Let's break down your questions about lenses step by step. We'll start with the characteristics of the image formed by a concave lens and then move on to the convex lens scenario.

Characteristics of the Image Formed by a Concave Lens

When an object is placed at a distance of 40 cm from a concave lens with a focal length of 20 cm, the image formed has specific characteristics. Here are four key features:

  • Virtual Image: The image produced by a concave lens is always virtual, meaning it cannot be projected onto a screen.
  • Upright Orientation: The image is upright, which means it has the same orientation as the object.
  • Reduced Size: The image is smaller than the object, indicating that the magnification is less than one.
  • Location: The image is formed on the same side of the lens as the object, specifically between the focal point and the lens.

Calculating Image Characteristics

To understand why these characteristics hold, we can use the lens formula:

1/f = 1/v - 1/u

Where:

  • f = focal length of the lens (negative for concave lenses)
  • v = image distance from the lens
  • u = object distance from the lens (negative in lens convention)

Plugging in the values:

f = -20 cm (since it's a concave lens) and u = -40 cm.

Now substituting into the lens formula:

1/(-20) = 1/v - 1/(-40)

| Records |
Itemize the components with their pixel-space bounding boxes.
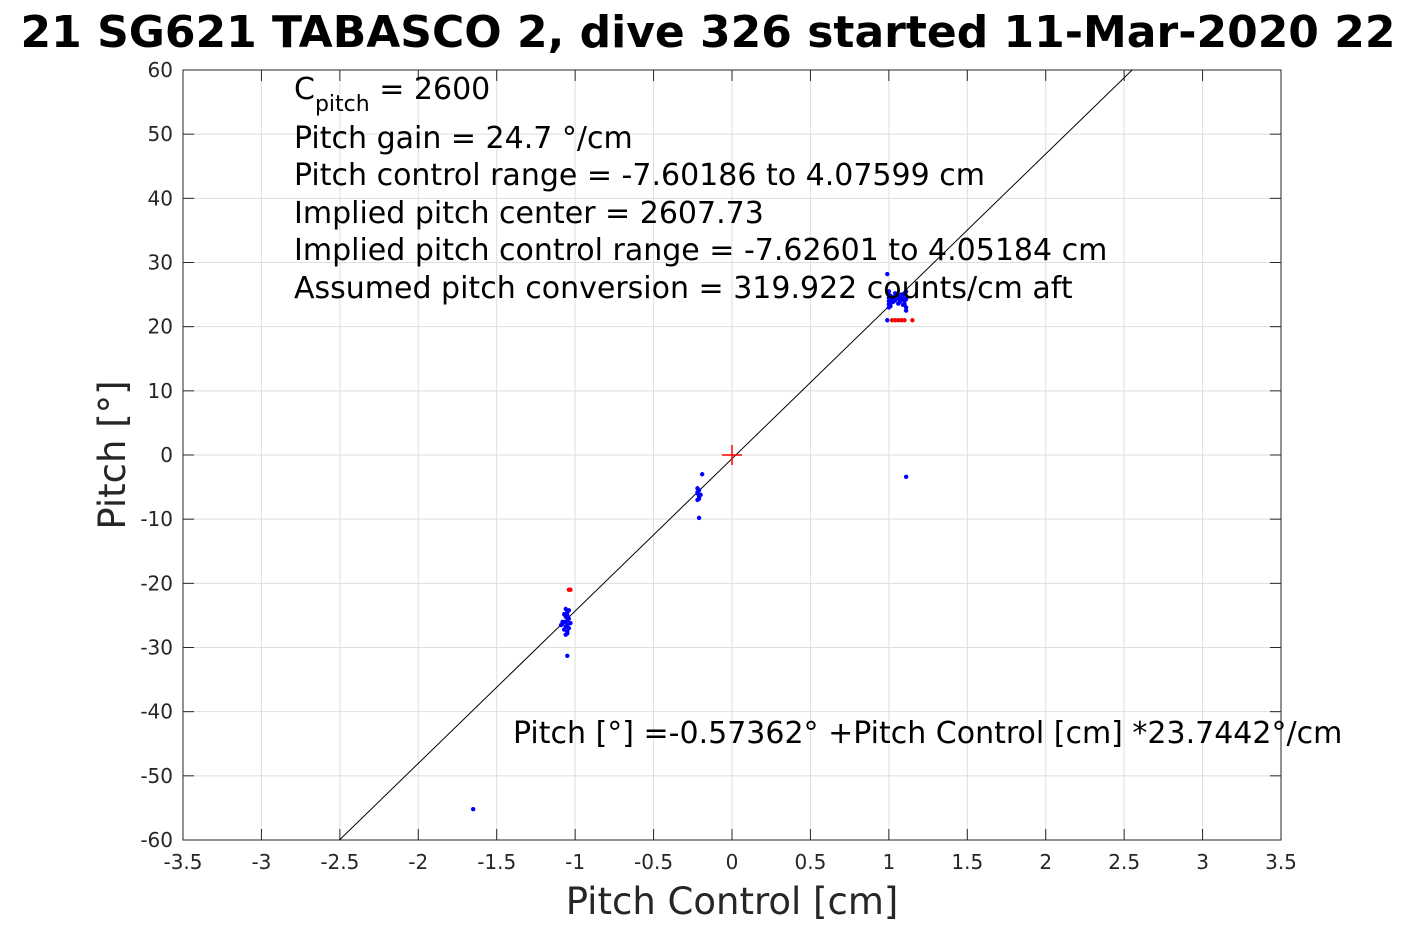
x-tick-label: 3.5 — [1265, 850, 1297, 874]
scatter-point — [698, 492, 703, 497]
implied-pitch-center-annotation: Implied pitch center = 2607.73 — [294, 196, 764, 231]
x-tick-label: 1 — [882, 850, 895, 874]
scatter-point — [470, 807, 476, 812]
scatter-point — [902, 318, 907, 323]
plot-area — [338, 70, 1133, 840]
scatter-point — [695, 486, 700, 491]
scatter-point — [896, 318, 901, 323]
scatter-point — [560, 619, 565, 625]
scatter-point — [568, 620, 573, 626]
y-tick-label: -40 — [140, 700, 173, 724]
scatter-point — [903, 305, 909, 310]
y-tick-label: 20 — [148, 315, 173, 339]
x-tick-label: -0.5 — [634, 850, 673, 874]
scatter-point — [897, 299, 903, 304]
x-tick-label: -3.5 — [163, 850, 202, 874]
x-tick-label: -1.5 — [477, 850, 516, 874]
x-tick-label: 0.5 — [795, 850, 827, 874]
x-tick-label: -1 — [565, 850, 585, 874]
data-points — [338, 70, 1133, 840]
scatter-point — [566, 587, 572, 592]
y-tick-label: 40 — [148, 186, 173, 210]
c-pitch-annotation: Cpitch = 2600 — [294, 72, 490, 117]
scatter-point — [903, 474, 909, 480]
scatter-point — [900, 302, 906, 308]
y-tick-label: 50 — [148, 122, 173, 146]
x-tick-label: 1.5 — [951, 850, 983, 874]
scatter-point — [903, 289, 909, 294]
y-tick-label: -10 — [140, 507, 173, 531]
scatter-point — [899, 292, 904, 297]
x-axis-label: Pitch Control [cm] — [566, 880, 899, 923]
scatter-point — [563, 606, 568, 612]
scatter-point — [696, 496, 702, 501]
fit-equation-annotation: Pitch [°] =-0.57362° +Pitch Control [cm]… — [513, 716, 1342, 751]
x-tick-label: -2.5 — [320, 850, 359, 874]
scatter-point — [565, 653, 570, 659]
scatter-point — [566, 626, 572, 631]
x-tick-label: 3 — [1196, 850, 1209, 874]
y-tick-label: 0 — [160, 443, 173, 467]
scatter-point — [695, 490, 700, 495]
scatter-point — [892, 318, 898, 323]
y-tick-label: -60 — [140, 828, 173, 852]
scatter-point — [888, 303, 893, 309]
scatter-point — [696, 515, 702, 521]
scatter-point — [886, 289, 892, 294]
scatter-point — [903, 308, 909, 313]
x-tick-label: 2 — [1039, 850, 1052, 874]
scatter-point — [565, 631, 570, 636]
scatter-point — [910, 318, 915, 323]
y-tick-label: -20 — [140, 571, 173, 595]
x-tick-label: -2 — [408, 850, 428, 874]
y-tick-label: 10 — [148, 379, 173, 403]
x-tick-label: -3 — [251, 850, 271, 874]
scatter-point — [885, 318, 890, 323]
chart-title: 21 SG621 TABASCO 2, dive 326 started 11-… — [21, 7, 1396, 58]
x-tick-label: 2.5 — [1108, 850, 1140, 874]
axes-frame — [182, 69, 1282, 841]
scatter-point — [699, 472, 705, 477]
scatter-point — [903, 296, 909, 302]
pitch-gain-annotation: Pitch gain = 24.7 °/cm — [294, 121, 633, 156]
assumed-pitch-conversion-annotation: Assumed pitch conversion = 319.922 count… — [294, 271, 1073, 306]
y-tick-label: 30 — [148, 251, 173, 275]
scatter-point — [885, 271, 890, 277]
x-tick-label: 0 — [726, 850, 739, 874]
y-tick-label: 60 — [148, 58, 173, 82]
scatter-point — [899, 318, 904, 323]
y-tick-label: -30 — [140, 636, 173, 660]
implied-pitch-control-range-annotation: Implied pitch control range = -7.62601 t… — [294, 233, 1107, 268]
scatter-point — [891, 299, 896, 304]
scatter-point — [892, 291, 898, 296]
pitch-control-range-annotation: Pitch control range = -7.60186 to 4.0759… — [294, 158, 985, 193]
axis-ticks — [182, 69, 1282, 841]
scatter-point — [889, 318, 895, 323]
y-tick-label: -50 — [140, 764, 173, 788]
tick-labels: -3.5 -3 -2.5 -2 -1.5 -1 -0.5 0 0.5 1 1.5 2 2.5 3 3.5 -6… — [140, 58, 1297, 874]
c-pitch-value: = 2600 — [370, 72, 491, 107]
c-pitch-main: C — [294, 72, 315, 107]
y-axis-label: Pitch [°] — [91, 380, 134, 529]
c-pitch-subscript: pitch — [315, 92, 370, 117]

| Tasks for this exercise |
1. In the passage on lenses, how far from the concave lens is the object placed?
2. Repeat the passage on lenses from "Calculating Image Characteristics" up to and including "for concave lenses)".
3. Carry on the passage on lenses from the point where it stops.
The records come from a separate source.

| Answers by task |
1. The object is placed 40 cm from the concave lens.

2.
Calculating Image Characteristics

To understand why these characteristics hold, we can use the lens formula:

1/f = 1/v - 1/u

Where:

  • f = focal length of the lens (negative for concave lenses)

3.
Solving this gives:

1/v = 1/(-20) + 1/40

1/v = -2/40 + 1/40 = -1/40

Thus, v = -40 cm, confirming that the image is virtual, upright, and located at a distance of 40 cm on the same side as the object.

Finding Object Distance for a Convex Lens

Now, let's tackle the second part regarding the convex lens. If the size of the image is reduced to 1/3 of the object's size, we can use the magnification formula:

Magnification (m) = h'/h = -v/u

Here, h' is the height of the image, h is the height of the object, v is the image distance, and u is the object distance.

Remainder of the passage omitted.